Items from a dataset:
#####

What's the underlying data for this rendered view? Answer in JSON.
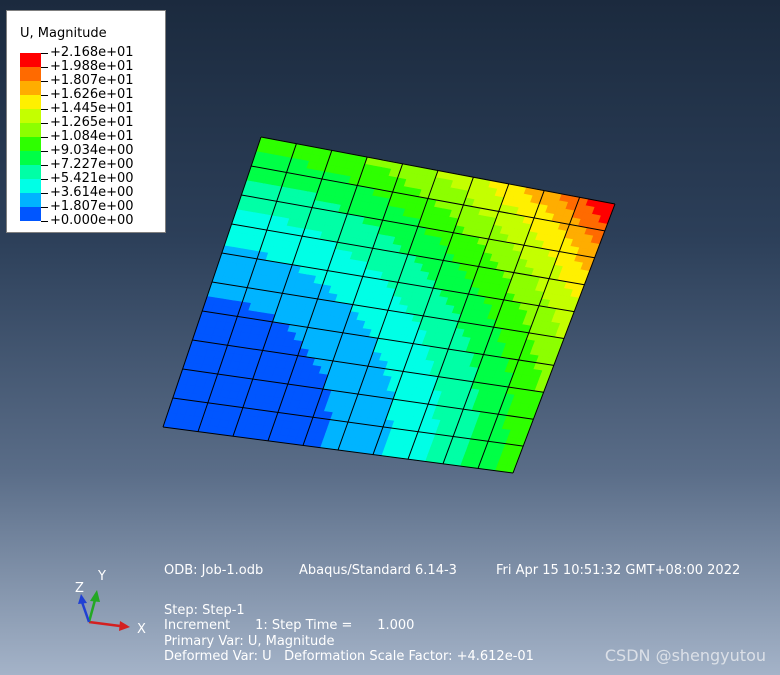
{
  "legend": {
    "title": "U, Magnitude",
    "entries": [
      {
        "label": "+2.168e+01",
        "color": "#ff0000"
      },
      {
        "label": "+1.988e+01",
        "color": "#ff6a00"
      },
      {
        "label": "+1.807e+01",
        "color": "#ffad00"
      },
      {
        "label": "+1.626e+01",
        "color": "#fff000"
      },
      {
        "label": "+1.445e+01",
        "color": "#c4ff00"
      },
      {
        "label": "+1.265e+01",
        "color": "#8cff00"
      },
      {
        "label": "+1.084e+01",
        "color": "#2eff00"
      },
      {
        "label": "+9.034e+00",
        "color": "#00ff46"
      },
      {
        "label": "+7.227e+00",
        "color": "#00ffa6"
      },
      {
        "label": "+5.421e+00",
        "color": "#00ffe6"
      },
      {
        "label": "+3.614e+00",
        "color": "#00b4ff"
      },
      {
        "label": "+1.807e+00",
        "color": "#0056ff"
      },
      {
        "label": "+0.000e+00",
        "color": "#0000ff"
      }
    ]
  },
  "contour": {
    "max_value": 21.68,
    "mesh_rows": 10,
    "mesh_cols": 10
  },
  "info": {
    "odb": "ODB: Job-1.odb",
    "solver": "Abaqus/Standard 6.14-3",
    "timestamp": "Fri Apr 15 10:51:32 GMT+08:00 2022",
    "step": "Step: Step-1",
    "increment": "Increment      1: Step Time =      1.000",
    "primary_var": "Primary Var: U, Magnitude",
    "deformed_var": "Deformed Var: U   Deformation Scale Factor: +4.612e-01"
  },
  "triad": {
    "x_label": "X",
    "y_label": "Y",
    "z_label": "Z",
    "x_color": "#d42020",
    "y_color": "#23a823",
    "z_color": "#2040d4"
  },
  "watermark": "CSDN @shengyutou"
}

#####

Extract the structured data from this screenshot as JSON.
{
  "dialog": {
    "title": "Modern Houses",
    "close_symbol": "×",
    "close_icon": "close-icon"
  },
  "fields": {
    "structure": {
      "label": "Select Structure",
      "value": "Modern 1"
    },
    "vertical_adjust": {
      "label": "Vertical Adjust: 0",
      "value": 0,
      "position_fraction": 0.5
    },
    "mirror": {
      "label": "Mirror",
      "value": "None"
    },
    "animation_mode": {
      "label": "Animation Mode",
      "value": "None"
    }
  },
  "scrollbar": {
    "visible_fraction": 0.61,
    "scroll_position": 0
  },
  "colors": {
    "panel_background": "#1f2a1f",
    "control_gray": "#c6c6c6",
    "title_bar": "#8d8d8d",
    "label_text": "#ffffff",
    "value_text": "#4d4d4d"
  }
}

#####

WHAT THE EXERCISE ASKS: Identify and extract each line of the listing that contains "Magnitude".

EXERCISE OUTPUT:
    "title": "U, Magnitude",
    "primary_var": "Primary Var: U, Magnitude",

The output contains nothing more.